**TASK INSTRUCTIONS:**
Isolate every line in the data with the string "wins" and copy it.

○ ○ ○ ○ ○

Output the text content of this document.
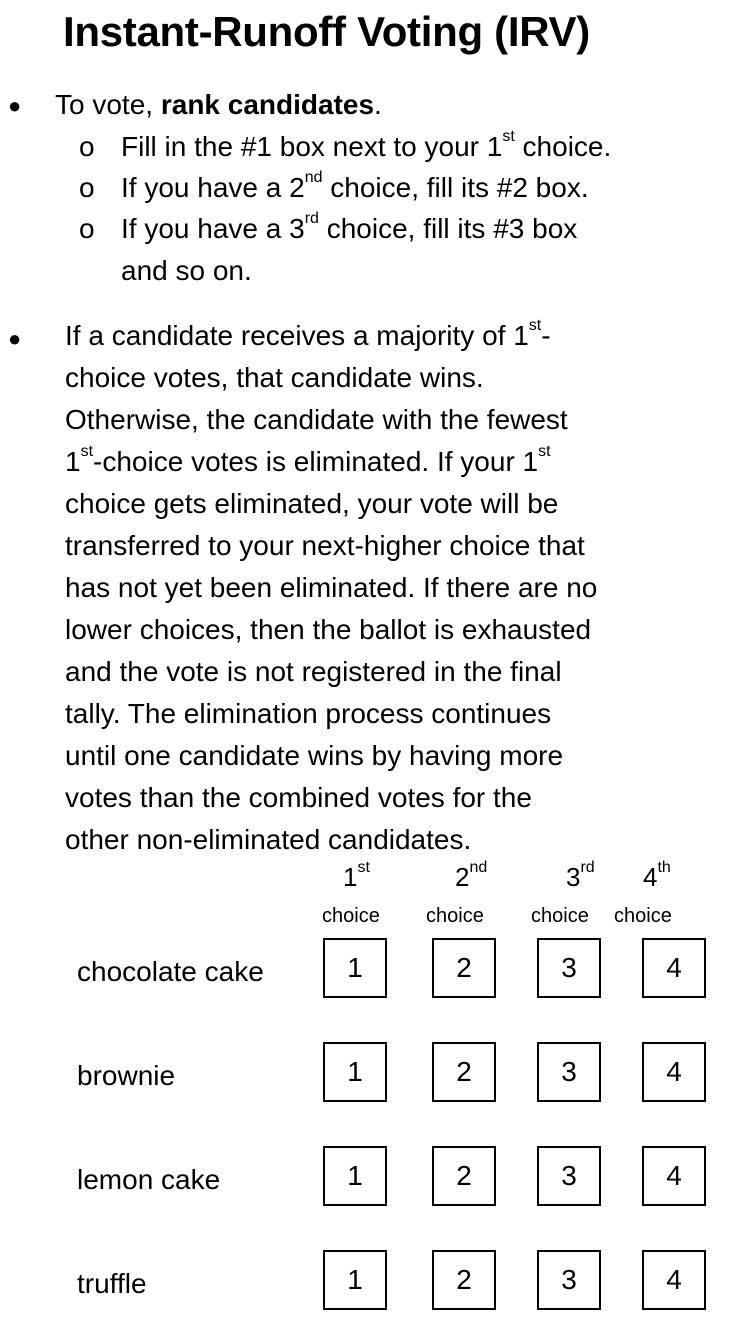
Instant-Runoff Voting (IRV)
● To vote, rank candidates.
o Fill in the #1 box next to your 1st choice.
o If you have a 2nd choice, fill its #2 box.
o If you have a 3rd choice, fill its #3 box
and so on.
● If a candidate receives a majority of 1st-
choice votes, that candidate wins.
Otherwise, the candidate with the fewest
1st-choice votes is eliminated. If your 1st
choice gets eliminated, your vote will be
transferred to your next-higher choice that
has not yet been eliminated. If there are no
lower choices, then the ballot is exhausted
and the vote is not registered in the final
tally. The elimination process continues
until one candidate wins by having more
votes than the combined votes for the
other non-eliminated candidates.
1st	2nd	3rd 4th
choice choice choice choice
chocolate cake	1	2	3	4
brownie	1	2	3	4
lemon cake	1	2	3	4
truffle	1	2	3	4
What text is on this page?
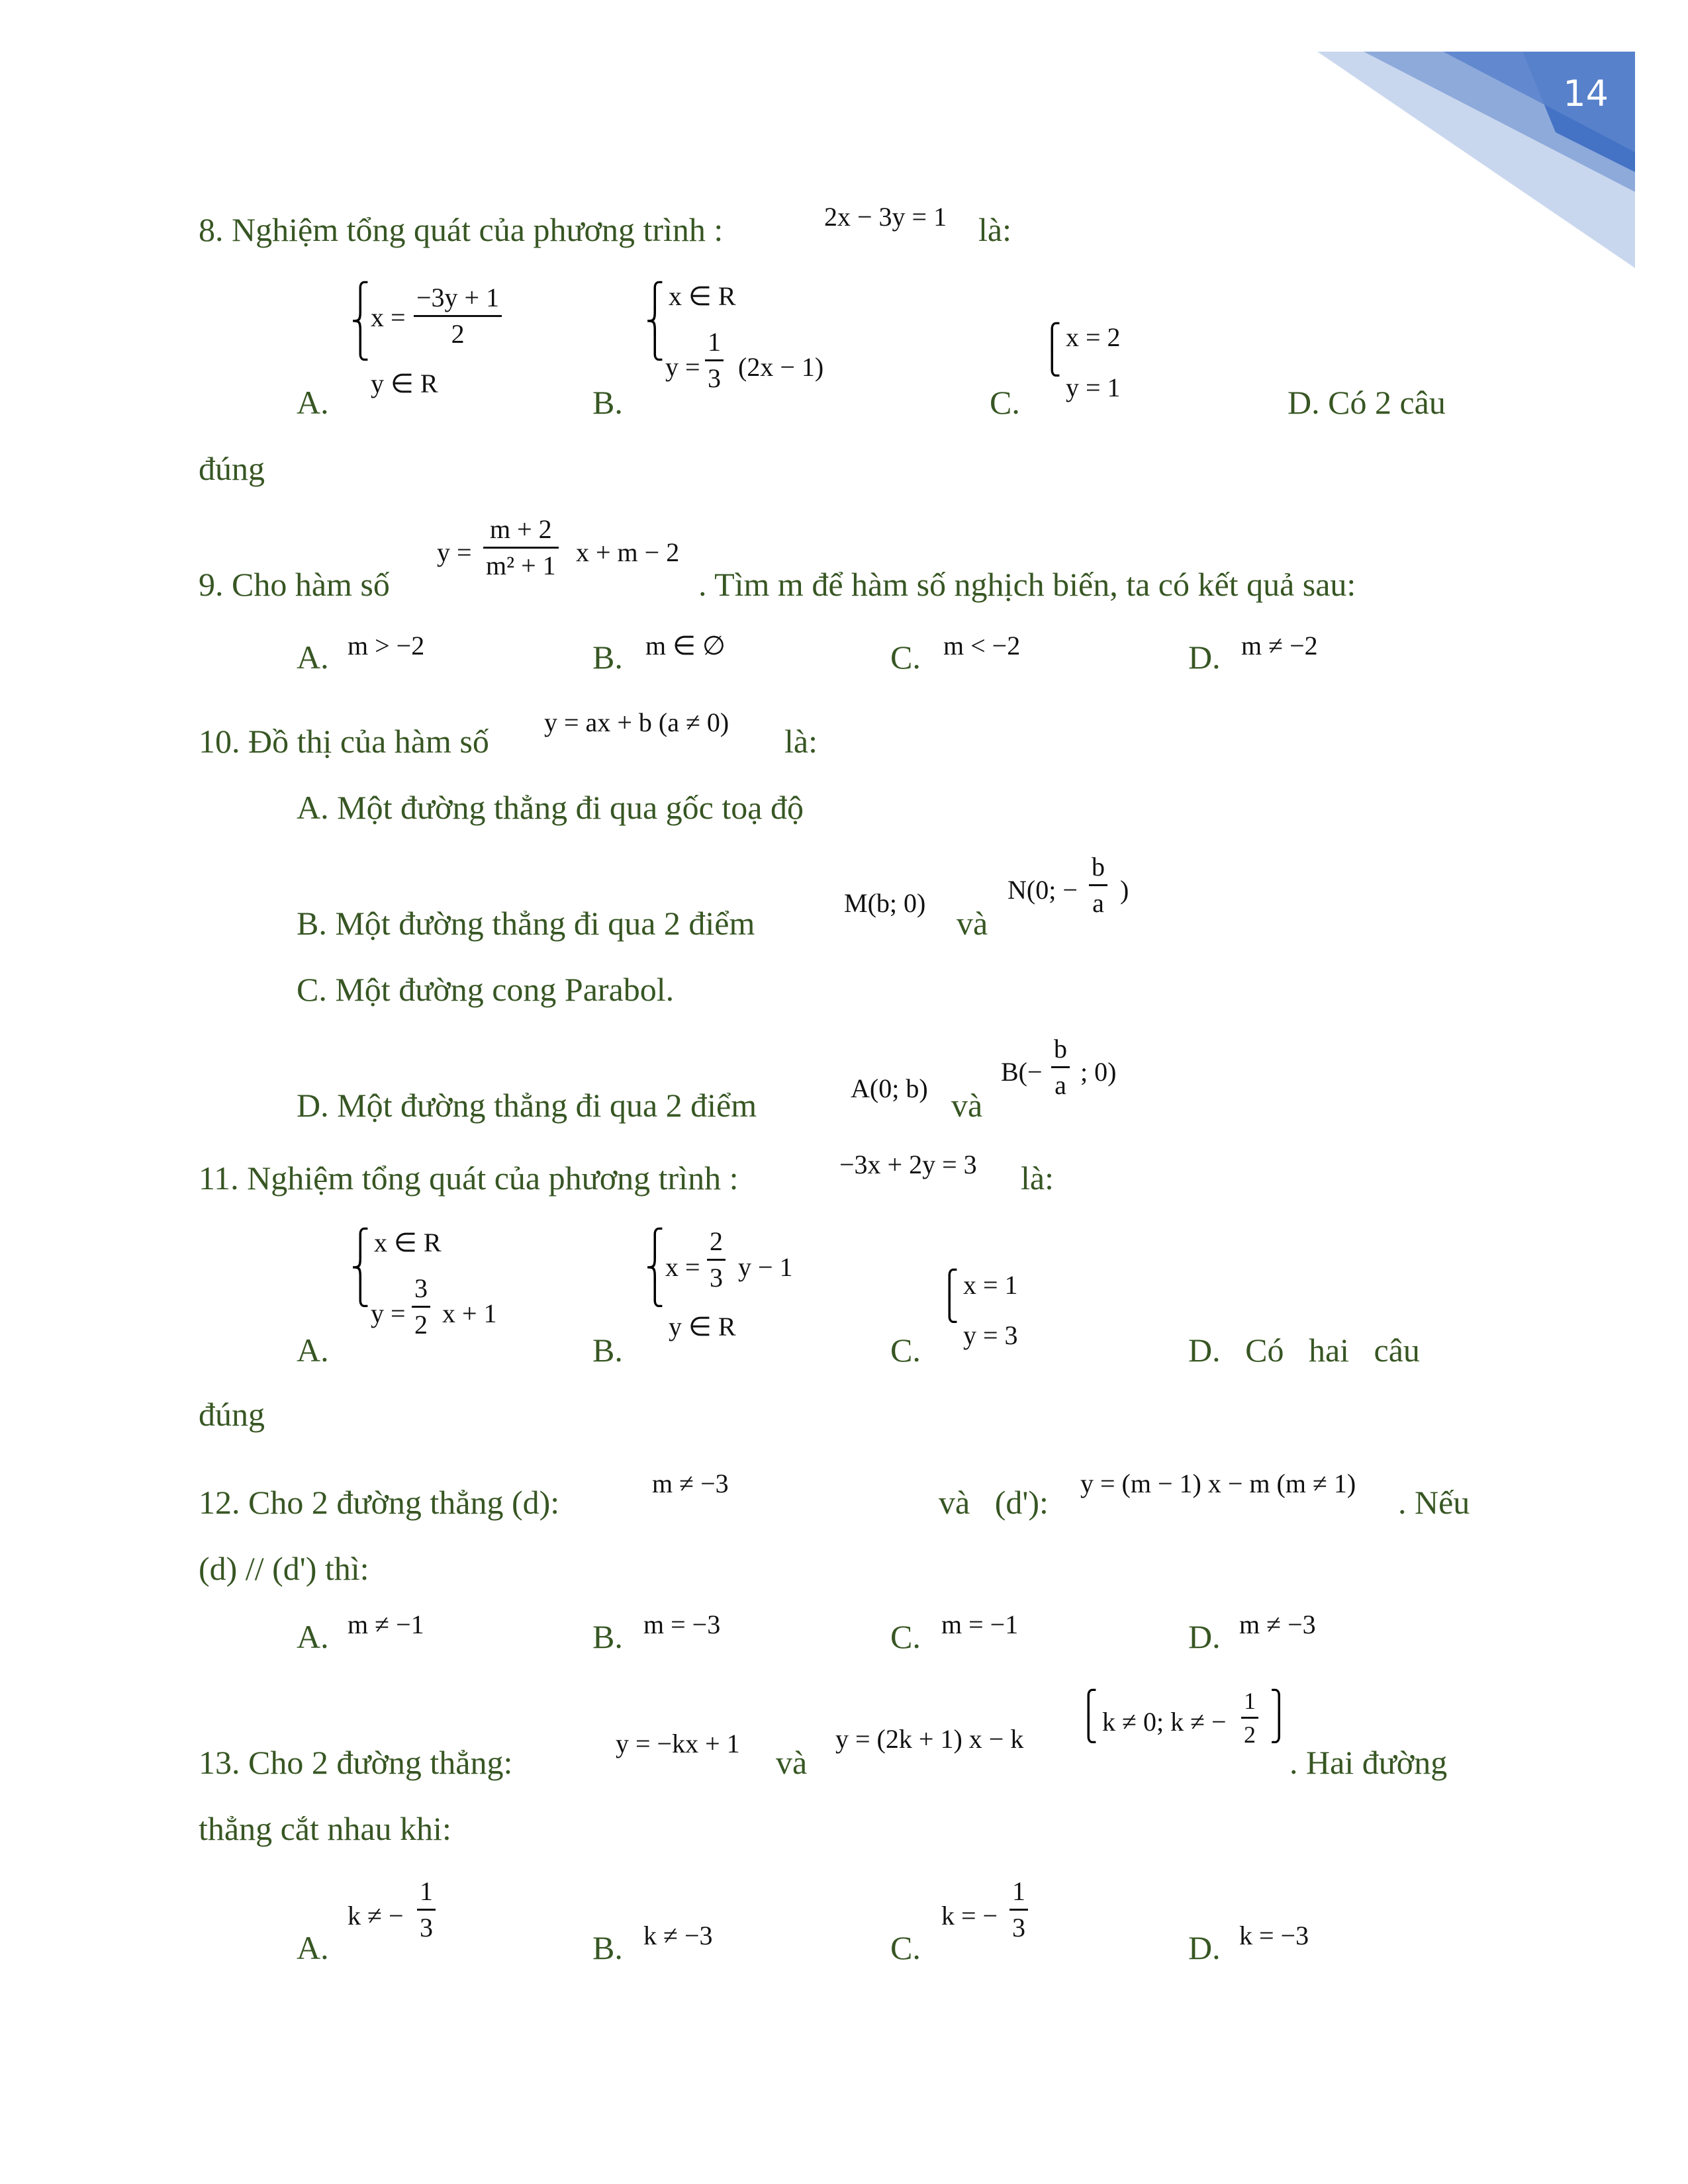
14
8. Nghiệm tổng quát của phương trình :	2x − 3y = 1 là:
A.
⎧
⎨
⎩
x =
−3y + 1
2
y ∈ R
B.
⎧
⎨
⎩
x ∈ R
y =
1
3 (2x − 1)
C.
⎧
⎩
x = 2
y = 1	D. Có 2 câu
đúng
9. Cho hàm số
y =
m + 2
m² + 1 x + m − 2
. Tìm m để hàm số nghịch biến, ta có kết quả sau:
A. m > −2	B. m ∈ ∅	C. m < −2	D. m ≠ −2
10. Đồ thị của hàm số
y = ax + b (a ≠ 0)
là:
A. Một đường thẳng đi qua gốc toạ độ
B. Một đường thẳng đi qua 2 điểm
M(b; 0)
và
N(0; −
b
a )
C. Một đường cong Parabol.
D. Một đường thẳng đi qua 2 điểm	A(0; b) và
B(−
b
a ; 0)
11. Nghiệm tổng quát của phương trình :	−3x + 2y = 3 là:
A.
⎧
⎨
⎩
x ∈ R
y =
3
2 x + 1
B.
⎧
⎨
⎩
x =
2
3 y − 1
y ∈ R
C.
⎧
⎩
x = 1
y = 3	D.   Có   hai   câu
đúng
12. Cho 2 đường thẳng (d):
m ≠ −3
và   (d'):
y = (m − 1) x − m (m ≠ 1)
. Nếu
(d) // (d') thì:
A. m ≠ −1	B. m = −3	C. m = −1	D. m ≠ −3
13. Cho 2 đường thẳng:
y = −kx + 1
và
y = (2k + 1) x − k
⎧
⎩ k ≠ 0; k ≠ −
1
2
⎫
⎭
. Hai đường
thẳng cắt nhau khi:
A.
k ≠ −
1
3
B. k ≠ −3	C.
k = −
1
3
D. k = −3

○ ○ ○ ○ ○

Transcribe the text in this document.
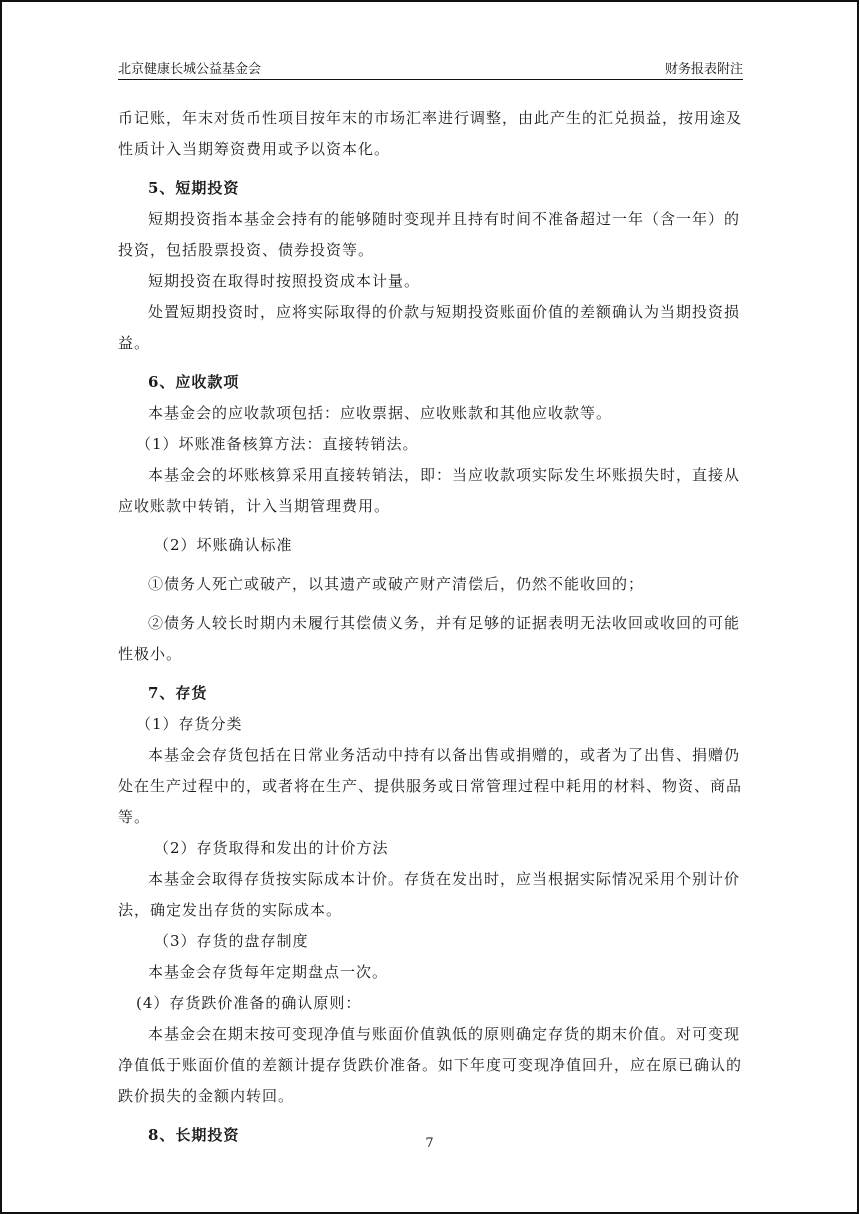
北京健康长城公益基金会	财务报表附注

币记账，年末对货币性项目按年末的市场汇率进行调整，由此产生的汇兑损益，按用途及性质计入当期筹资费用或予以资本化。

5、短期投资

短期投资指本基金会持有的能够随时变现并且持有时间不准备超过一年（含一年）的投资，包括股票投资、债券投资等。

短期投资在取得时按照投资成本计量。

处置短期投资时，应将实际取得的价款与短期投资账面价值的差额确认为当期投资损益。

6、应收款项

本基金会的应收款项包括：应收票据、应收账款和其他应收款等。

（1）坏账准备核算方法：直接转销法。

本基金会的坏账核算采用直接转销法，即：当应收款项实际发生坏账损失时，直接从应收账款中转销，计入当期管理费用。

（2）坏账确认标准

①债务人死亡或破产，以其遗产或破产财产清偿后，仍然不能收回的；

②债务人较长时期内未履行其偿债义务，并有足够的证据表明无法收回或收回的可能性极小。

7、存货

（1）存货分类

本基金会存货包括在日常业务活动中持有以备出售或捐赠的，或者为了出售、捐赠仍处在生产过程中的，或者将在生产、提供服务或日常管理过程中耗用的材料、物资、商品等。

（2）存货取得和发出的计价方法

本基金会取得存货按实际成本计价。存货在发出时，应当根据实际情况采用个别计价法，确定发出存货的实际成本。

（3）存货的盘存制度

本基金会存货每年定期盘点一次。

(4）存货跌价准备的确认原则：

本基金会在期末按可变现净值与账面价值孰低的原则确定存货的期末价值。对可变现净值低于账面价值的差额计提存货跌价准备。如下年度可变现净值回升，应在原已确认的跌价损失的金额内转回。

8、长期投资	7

○ ○ ○ ○ ○

**SOLUTION FOR THIS PROBLEM:**
choice votes, that candidate wins.
until one candidate wins by having more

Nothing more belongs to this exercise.